--- begin Data in this exercise ---

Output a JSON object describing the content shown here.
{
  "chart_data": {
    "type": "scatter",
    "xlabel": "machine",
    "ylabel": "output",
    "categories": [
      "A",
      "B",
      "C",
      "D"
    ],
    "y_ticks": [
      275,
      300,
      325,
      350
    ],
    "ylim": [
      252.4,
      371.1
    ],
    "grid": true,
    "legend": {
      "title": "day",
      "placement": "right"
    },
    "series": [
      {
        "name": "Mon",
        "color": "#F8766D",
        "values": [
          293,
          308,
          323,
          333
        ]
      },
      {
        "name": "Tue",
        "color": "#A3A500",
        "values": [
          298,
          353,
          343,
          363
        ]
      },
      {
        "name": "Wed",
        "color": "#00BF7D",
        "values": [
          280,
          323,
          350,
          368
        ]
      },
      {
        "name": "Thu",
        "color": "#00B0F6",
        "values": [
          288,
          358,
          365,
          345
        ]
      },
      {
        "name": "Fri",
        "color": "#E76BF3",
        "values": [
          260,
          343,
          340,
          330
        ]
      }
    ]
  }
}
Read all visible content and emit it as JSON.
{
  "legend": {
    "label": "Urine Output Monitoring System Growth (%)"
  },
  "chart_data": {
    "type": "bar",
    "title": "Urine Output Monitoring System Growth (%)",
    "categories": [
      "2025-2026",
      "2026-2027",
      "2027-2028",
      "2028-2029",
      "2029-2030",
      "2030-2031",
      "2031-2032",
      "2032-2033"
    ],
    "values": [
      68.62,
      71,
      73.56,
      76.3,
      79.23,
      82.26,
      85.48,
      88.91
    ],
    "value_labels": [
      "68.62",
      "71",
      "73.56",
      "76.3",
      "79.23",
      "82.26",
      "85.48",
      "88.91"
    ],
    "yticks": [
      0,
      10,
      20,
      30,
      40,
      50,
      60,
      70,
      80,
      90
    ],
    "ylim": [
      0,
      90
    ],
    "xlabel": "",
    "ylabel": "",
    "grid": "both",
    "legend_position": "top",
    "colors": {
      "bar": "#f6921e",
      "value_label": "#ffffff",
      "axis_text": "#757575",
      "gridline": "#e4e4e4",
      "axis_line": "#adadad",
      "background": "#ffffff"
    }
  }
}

--- end Data in this exercise ---

» What the task asks:
Pick out the lines containing the string "System" and show them.

» Final result:
    "label": "Urine Output Monitoring System Growth (%)"
    "title": "Urine Output Monitoring System Growth (%)",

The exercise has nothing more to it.